● GIVEN RECORDS:
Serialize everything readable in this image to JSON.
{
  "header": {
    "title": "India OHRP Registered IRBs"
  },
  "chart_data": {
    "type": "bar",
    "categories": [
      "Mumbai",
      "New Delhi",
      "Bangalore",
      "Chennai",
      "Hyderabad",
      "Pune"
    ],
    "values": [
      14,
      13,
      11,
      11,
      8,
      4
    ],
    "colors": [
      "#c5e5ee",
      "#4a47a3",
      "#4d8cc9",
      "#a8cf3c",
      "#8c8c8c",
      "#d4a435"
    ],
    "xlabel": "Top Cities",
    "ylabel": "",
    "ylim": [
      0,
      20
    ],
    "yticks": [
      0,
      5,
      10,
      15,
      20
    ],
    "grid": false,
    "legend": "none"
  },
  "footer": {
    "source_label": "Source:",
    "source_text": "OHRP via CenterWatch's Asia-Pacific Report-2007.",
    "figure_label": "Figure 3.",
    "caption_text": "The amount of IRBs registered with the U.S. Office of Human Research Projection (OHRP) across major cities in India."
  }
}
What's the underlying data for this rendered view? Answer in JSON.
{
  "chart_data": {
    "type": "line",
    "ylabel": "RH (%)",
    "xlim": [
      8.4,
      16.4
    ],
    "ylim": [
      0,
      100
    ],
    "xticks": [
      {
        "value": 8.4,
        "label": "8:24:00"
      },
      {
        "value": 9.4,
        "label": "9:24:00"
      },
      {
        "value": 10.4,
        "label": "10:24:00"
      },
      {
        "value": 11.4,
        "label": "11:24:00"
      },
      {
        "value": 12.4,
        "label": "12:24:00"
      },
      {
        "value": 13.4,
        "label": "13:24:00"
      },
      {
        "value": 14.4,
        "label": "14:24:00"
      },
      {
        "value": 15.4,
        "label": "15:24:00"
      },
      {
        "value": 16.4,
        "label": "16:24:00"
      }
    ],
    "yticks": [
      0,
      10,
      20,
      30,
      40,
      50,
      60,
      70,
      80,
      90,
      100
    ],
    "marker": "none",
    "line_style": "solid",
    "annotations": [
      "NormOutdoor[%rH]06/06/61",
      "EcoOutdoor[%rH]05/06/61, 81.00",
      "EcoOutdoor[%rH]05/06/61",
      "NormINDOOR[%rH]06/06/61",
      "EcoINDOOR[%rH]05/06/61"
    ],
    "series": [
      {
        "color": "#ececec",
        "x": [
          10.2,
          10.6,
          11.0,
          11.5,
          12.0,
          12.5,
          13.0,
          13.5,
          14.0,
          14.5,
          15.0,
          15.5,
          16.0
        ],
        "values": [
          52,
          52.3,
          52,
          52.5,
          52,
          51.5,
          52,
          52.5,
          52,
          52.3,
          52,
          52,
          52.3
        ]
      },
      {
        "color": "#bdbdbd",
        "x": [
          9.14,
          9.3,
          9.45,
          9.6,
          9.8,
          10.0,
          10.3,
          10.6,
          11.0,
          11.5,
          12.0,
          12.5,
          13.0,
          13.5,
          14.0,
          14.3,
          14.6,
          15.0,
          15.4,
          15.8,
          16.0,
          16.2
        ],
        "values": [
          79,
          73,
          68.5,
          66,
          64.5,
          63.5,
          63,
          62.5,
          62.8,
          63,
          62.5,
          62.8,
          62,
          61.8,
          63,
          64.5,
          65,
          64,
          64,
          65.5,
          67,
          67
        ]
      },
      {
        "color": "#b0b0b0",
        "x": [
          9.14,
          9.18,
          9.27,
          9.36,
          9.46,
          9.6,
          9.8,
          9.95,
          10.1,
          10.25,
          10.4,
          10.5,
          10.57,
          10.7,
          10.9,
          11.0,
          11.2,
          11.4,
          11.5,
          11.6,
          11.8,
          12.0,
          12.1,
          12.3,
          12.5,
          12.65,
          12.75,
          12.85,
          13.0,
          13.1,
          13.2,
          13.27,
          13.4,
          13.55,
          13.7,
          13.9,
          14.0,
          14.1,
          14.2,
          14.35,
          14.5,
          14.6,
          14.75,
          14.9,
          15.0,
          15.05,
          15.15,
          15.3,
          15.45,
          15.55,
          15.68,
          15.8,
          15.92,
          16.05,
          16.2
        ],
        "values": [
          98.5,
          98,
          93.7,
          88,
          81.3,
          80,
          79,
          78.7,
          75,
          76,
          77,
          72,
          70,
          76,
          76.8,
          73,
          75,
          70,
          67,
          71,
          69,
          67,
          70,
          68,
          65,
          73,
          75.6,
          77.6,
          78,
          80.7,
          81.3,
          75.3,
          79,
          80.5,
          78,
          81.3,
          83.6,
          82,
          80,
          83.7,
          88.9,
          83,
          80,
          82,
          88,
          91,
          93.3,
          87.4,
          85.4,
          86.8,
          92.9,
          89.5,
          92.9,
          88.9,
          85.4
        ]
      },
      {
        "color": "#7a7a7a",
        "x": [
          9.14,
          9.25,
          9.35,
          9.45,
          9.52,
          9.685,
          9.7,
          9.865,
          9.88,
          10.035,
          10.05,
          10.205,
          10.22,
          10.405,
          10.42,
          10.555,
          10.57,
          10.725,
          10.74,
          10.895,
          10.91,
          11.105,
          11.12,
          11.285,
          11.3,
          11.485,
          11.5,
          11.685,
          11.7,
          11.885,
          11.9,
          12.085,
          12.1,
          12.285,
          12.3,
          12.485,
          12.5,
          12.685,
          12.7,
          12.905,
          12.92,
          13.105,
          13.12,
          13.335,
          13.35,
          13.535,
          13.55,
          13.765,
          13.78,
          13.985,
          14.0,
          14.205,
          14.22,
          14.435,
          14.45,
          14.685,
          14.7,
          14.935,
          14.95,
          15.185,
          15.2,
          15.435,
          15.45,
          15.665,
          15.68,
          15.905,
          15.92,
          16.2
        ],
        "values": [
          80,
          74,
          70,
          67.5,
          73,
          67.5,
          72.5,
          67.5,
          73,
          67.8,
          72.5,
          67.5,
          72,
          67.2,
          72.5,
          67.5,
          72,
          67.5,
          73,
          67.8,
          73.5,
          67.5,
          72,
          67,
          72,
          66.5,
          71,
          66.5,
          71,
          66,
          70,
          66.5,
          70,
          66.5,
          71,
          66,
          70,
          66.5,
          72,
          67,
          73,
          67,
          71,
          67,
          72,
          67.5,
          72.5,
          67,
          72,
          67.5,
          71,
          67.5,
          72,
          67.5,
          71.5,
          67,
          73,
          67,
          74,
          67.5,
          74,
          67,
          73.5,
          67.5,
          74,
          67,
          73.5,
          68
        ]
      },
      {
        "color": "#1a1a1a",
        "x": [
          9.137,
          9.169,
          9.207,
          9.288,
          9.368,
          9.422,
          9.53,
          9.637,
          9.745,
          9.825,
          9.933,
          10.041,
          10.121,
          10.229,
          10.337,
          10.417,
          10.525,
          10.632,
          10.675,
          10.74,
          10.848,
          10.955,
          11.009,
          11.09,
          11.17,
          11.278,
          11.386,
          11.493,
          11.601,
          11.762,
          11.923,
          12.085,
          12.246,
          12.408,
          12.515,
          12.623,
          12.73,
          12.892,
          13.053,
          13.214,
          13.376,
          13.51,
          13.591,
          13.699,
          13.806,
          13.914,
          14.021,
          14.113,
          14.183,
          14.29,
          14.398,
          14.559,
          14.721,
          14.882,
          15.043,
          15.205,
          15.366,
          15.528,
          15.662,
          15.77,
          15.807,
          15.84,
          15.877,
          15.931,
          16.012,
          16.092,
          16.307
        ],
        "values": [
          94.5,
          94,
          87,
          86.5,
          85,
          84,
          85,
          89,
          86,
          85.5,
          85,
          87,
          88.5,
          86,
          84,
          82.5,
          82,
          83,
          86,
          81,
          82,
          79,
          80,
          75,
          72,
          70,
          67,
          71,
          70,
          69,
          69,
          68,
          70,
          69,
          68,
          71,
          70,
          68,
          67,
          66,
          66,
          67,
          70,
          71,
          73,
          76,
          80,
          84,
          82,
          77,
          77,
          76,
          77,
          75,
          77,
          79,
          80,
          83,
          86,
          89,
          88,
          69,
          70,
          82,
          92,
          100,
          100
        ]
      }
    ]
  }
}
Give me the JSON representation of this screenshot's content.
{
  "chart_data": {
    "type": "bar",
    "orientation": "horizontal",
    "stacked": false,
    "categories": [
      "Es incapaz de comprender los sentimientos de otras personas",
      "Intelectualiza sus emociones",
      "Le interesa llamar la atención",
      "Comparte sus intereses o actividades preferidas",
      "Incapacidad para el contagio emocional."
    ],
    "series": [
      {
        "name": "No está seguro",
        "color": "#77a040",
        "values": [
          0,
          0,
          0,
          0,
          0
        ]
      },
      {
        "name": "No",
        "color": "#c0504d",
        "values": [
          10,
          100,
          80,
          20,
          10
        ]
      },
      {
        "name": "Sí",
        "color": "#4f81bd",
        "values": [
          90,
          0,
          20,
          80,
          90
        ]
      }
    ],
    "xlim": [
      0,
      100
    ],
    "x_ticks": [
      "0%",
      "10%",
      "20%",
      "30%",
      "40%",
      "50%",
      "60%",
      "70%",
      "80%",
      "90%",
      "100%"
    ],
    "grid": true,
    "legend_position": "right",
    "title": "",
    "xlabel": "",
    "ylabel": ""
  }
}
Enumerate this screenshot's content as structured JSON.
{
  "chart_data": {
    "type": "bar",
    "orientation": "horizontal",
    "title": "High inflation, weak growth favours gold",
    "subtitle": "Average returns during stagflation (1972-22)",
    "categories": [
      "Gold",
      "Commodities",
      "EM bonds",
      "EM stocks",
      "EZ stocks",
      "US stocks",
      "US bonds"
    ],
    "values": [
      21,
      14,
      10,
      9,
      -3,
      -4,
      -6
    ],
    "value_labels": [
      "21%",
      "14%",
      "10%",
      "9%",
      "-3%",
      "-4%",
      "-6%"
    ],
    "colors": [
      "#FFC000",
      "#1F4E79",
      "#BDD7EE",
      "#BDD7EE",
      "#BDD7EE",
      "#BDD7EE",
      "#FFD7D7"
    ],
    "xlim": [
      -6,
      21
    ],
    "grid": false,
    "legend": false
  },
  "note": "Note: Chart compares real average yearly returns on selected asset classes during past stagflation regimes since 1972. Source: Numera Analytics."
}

● WHAT YOU WILL DO: Which lines above contain the word "content"? Copy each of them.

● COMPLETED TASK:
Give me the JSON representation of this screenshot's content.
Enumerate this screenshot's content as structured JSON.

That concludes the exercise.